[AIM]
Put every row below into a Markdown table with two columns, Line and Content, giving each row's number and its text and leaving out blank lines.

[EXERCISE INPUT]
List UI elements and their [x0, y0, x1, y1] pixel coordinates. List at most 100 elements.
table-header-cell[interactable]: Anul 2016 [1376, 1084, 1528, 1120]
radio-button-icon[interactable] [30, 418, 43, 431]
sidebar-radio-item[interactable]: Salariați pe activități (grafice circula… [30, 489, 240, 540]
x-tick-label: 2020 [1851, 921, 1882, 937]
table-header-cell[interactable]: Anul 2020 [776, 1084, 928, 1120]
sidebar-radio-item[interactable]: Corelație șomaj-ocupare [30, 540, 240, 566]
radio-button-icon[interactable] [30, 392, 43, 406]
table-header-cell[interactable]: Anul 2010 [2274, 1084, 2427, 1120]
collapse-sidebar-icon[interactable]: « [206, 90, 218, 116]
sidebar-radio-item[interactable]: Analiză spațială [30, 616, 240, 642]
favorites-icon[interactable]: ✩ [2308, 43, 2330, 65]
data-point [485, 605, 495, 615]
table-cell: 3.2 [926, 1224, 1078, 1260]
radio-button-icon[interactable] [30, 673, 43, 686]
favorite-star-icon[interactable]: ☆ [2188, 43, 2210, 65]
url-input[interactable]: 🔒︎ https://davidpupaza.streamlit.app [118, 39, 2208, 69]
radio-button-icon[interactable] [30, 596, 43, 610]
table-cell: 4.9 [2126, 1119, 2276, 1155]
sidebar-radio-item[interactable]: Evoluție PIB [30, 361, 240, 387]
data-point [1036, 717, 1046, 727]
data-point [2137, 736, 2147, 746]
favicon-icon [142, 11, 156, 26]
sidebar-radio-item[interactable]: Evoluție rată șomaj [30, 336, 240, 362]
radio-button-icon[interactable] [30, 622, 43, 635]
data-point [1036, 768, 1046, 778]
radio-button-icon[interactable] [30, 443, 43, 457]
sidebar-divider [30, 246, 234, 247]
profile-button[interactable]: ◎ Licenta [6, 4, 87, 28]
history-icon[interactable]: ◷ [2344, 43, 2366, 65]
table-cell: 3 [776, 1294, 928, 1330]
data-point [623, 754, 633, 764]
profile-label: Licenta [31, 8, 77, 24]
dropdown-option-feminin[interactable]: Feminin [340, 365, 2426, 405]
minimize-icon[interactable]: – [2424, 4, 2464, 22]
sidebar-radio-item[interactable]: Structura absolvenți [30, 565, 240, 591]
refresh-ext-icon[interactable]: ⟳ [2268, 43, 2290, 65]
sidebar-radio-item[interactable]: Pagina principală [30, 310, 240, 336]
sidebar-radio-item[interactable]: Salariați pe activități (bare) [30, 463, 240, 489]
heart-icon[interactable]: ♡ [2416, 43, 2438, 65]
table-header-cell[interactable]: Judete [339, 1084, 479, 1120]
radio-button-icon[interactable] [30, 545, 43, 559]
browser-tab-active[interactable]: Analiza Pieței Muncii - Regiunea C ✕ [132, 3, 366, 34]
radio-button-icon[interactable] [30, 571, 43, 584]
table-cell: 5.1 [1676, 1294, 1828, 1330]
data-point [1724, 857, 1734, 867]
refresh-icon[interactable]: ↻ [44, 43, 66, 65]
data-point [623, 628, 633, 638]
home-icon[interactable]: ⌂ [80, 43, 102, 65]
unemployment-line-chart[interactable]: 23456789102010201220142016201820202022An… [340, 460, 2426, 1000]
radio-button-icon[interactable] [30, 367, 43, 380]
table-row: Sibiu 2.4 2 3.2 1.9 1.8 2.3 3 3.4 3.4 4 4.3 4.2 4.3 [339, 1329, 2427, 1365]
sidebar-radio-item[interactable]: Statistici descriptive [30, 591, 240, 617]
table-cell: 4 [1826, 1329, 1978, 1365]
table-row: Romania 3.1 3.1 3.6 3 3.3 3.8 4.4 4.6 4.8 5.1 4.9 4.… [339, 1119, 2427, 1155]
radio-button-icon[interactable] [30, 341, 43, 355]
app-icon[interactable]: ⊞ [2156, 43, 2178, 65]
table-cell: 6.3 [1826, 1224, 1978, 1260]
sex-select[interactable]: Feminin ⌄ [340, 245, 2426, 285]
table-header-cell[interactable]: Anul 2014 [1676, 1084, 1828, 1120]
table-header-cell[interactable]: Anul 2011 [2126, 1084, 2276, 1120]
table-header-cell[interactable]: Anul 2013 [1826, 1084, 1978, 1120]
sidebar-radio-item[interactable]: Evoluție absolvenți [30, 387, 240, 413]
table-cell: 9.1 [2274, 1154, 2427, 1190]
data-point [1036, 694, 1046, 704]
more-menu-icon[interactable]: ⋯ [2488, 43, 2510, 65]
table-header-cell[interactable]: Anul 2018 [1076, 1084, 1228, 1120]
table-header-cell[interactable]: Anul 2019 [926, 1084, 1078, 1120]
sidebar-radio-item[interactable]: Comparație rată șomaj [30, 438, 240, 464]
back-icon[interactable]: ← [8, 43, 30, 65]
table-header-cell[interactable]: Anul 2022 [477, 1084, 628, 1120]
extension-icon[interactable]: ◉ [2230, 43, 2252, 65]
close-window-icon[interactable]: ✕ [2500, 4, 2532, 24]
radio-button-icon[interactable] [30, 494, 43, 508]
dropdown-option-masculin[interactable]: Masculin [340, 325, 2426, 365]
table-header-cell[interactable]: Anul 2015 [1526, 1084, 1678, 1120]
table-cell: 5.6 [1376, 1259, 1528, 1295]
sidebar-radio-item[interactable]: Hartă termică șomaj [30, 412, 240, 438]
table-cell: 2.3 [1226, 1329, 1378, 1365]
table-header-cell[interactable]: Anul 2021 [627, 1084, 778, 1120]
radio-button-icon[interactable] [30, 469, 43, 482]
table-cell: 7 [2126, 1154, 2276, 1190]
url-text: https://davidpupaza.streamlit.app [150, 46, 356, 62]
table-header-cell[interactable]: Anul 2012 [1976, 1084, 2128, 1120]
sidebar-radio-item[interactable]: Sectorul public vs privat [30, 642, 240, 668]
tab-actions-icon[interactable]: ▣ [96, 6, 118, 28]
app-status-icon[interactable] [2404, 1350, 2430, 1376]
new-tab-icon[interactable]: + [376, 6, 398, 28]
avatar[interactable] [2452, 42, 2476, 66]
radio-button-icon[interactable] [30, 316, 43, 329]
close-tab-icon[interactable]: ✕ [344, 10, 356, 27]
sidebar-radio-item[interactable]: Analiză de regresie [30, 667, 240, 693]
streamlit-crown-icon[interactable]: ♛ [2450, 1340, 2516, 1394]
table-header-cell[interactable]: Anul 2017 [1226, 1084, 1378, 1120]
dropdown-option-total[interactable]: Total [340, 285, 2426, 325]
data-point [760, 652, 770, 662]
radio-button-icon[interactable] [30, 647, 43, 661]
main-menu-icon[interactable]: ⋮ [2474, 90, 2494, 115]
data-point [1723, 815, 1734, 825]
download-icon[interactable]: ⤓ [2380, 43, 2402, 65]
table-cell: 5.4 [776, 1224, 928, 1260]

[WRITTEN RESPONSE]
| Line | Content |
|---|---|
| 1 | List UI elements and their [x0, y0, x1, y1] pixel coordinates. List at most 100 elements. |
| 2 | table-header-cell[interactable]: Anul 2016 [1376, 1084, 1528, 1120] |
| 3 | radio-button-icon[interactable] [30, 418, 43, 431] |
| 4 | sidebar-radio-item[interactable]: Salariați pe activități (grafice circula… [30, 489, 240, 540] |
| 5 | x-tick-label: 2020 [1851, 921, 1882, 937] |
| 6 | table-header-cell[interactable]: Anul 2020 [776, 1084, 928, 1120] |
| 7 | sidebar-radio-item[interactable]: Corelație șomaj-ocupare [30, 540, 240, 566] |
| 8 | radio-button-icon[interactable] [30, 392, 43, 406] |
| 9 | table-header-cell[interactable]: Anul 2010 [2274, 1084, 2427, 1120] |
| 10 | collapse-sidebar-icon[interactable]: « [206, 90, 218, 116] |
| 11 | sidebar-radio-item[interactable]: Analiză spațială [30, 616, 240, 642] |
| 12 | favorites-icon[interactable]: ✩ [2308, 43, 2330, 65] |
| 13 | data-point [485, 605, 495, 615] |
| 14 | table-cell: 3.2 [926, 1224, 1078, 1260] |
| 15 | radio-button-icon[interactable] [30, 673, 43, 686] |
| 16 | favorite-star-icon[interactable]: ☆ [2188, 43, 2210, 65] |
| 17 | url-input[interactable]: 🔒︎ https://davidpupaza.streamlit.app [118, 39, 2208, 69] |
| 18 | radio-button-icon[interactable] [30, 596, 43, 610] |
| 19 | table-cell: 4.9 [2126, 1119, 2276, 1155] |
| 20 | sidebar-radio-item[interactable]: Evoluție PIB [30, 361, 240, 387] |
| 21 | data-point [1036, 717, 1046, 727] |
| 22 | data-point [2137, 736, 2147, 746] |
| 23 | favicon-icon [142, 11, 156, 26] |
| 24 | sidebar-radio-item[interactable]: Evoluție rată șomaj [30, 336, 240, 362] |
| 25 | radio-button-icon[interactable] [30, 622, 43, 635] |
| 26 | data-point [1036, 768, 1046, 778] |
| 27 | radio-button-icon[interactable] [30, 443, 43, 457] |
| 28 | sidebar-divider [30, 246, 234, 247] |
| 29 | profile-button[interactable]: ◎ Licenta [6, 4, 87, 28] |
| 30 | history-icon[interactable]: ◷ [2344, 43, 2366, 65] |
| 31 | table-cell: 3 [776, 1294, 928, 1330] |
| 32 | data-point [623, 754, 633, 764] |
| 33 | profile-label: Licenta [31, 8, 77, 24] |
| 34 | dropdown-option-feminin[interactable]: Feminin [340, 365, 2426, 405] |
| 35 | minimize-icon[interactable]: – [2424, 4, 2464, 22] |
| 36 | sidebar-radio-item[interactable]: Structura absolvenți [30, 565, 240, 591] |
| 37 | refresh-ext-icon[interactable]: ⟳ [2268, 43, 2290, 65] |
| 38 | sidebar-radio-item[interactable]: Pagina principală [30, 310, 240, 336] |
| 39 | sidebar-radio-item[interactable]: Salariați pe activități (bare) [30, 463, 240, 489] |
| 40 | heart-icon[interactable]: ♡ [2416, 43, 2438, 65] |
| 41 | table-header-cell[interactable]: Judete [339, 1084, 479, 1120] |
| 42 | radio-button-icon[interactable] [30, 545, 43, 559] |
| 43 | browser-tab-active[interactable]: Analiza Pieței Muncii - Regiunea C ✕ [132, 3, 366, 34] |
| 44 | radio-button-icon[interactable] [30, 571, 43, 584] |
| 45 | table-cell: 5.1 [1676, 1294, 1828, 1330] |
| 46 | data-point [1724, 857, 1734, 867] |
| 47 | refresh-icon[interactable]: ↻ [44, 43, 66, 65] |
| 48 | data-point [623, 628, 633, 638] |
| 49 | home-icon[interactable]: ⌂ [80, 43, 102, 65] |
| 50 | unemployment-line-chart[interactable]: 23456789102010201220142016201820202022An… [340, 460, 2426, 1000] |
| 51 | radio-button-icon[interactable] [30, 367, 43, 380] |
| 52 | table-row: Sibiu 2.4 2 3.2 1.9 1.8 2.3 3 3.4 3.4 4 4.3 4.2 4.3 [339, 1329, 2427, 1365] |
| 53 | sidebar-radio-item[interactable]: Statistici descriptive [30, 591, 240, 617] |
| 54 | table-cell: 4 [1826, 1329, 1978, 1365] |
| 55 | table-row: Romania 3.1 3.1 3.6 3 3.3 3.8 4.4 4.6 4.8 5.1 4.9 4.… [339, 1119, 2427, 1155] |
| 56 | radio-button-icon[interactable] [30, 341, 43, 355] |
| 57 | app-icon[interactable]: ⊞ [2156, 43, 2178, 65] |
| 58 | table-cell: 6.3 [1826, 1224, 1978, 1260] |
| 59 | sex-select[interactable]: Feminin ⌄ [340, 245, 2426, 285] |
| 60 | table-header-cell[interactable]: Anul 2014 [1676, 1084, 1828, 1120] |
| 61 | table-header-cell[interactable]: Anul 2011 [2126, 1084, 2276, 1120] |
| 62 | table-header-cell[interactable]: Anul 2013 [1826, 1084, 1978, 1120] |
| 63 | sidebar-radio-item[interactable]: Evoluție absolvenți [30, 387, 240, 413] |
| 64 | table-cell: 9.1 [2274, 1154, 2427, 1190] |
| 65 | data-point [1036, 694, 1046, 704] |
| 66 | more-menu-icon[interactable]: ⋯ [2488, 43, 2510, 65] |
| 67 | table-header-cell[interactable]: Anul 2018 [1076, 1084, 1228, 1120] |
| 68 | table-header-cell[interactable]: Anul 2019 [926, 1084, 1078, 1120] |
| 69 | sidebar-radio-item[interactable]: Comparație rată șomaj [30, 438, 240, 464] |
| 70 | back-icon[interactable]: ← [8, 43, 30, 65] |
| 71 | table-header-cell[interactable]: Anul 2022 [477, 1084, 628, 1120] |
| 72 | extension-icon[interactable]: ◉ [2230, 43, 2252, 65] |
| 73 | close-window-icon[interactable]: ✕ [2500, 4, 2532, 24] |
| 74 | radio-button-icon[interactable] [30, 494, 43, 508] |
| 75 | dropdown-option-masculin[interactable]: Masculin [340, 325, 2426, 365] |
| 76 | table-header-cell[interactable]: Anul 2015 [1526, 1084, 1678, 1120] |
| 77 | table-cell: 5.6 [1376, 1259, 1528, 1295] |
| 78 | sidebar-radio-item[interactable]: Hartă termică șomaj [30, 412, 240, 438] |
| 79 | table-cell: 2.3 [1226, 1329, 1378, 1365] |
| 80 | table-header-cell[interactable]: Anul 2021 [627, 1084, 778, 1120] |
| 81 | radio-button-icon[interactable] [30, 469, 43, 482] |
| 82 | table-cell: 7 [2126, 1154, 2276, 1190] |
| 83 | url-text: https://davidpupaza.streamlit.app [150, 46, 356, 62] |
| 84 | table-header-cell[interactable]: Anul 2012 [1976, 1084, 2128, 1120] |
| 85 | sidebar-radio-item[interactable]: Sectorul public vs privat [30, 642, 240, 668] |
| 86 | tab-actions-icon[interactable]: ▣ [96, 6, 118, 28] |
| 87 | app-status-icon[interactable] [2404, 1350, 2430, 1376] |
| 88 | new-tab-icon[interactable]: + [376, 6, 398, 28] |
| 89 | avatar[interactable] [2452, 42, 2476, 66] |
| 90 | radio-button-icon[interactable] [30, 316, 43, 329] |
| 91 | close-tab-icon[interactable]: ✕ [344, 10, 356, 27] |
| 92 | sidebar-radio-item[interactable]: Analiză de regresie [30, 667, 240, 693] |
| 93 | streamlit-crown-icon[interactable]: ♛ [2450, 1340, 2516, 1394] |
| 94 | table-header-cell[interactable]: Anul 2017 [1226, 1084, 1378, 1120] |
| 95 | dropdown-option-total[interactable]: Total [340, 285, 2426, 325] |
| 96 | data-point [760, 652, 770, 662] |
| 97 | radio-button-icon[interactable] [30, 647, 43, 661] |
| 98 | main-menu-icon[interactable]: ⋮ [2474, 90, 2494, 115] |
| 99 | data-point [1723, 815, 1734, 825] |
| 100 | download-icon[interactable]: ⤓ [2380, 43, 2402, 65] |
| 101 | table-cell: 5.4 [776, 1224, 928, 1260] |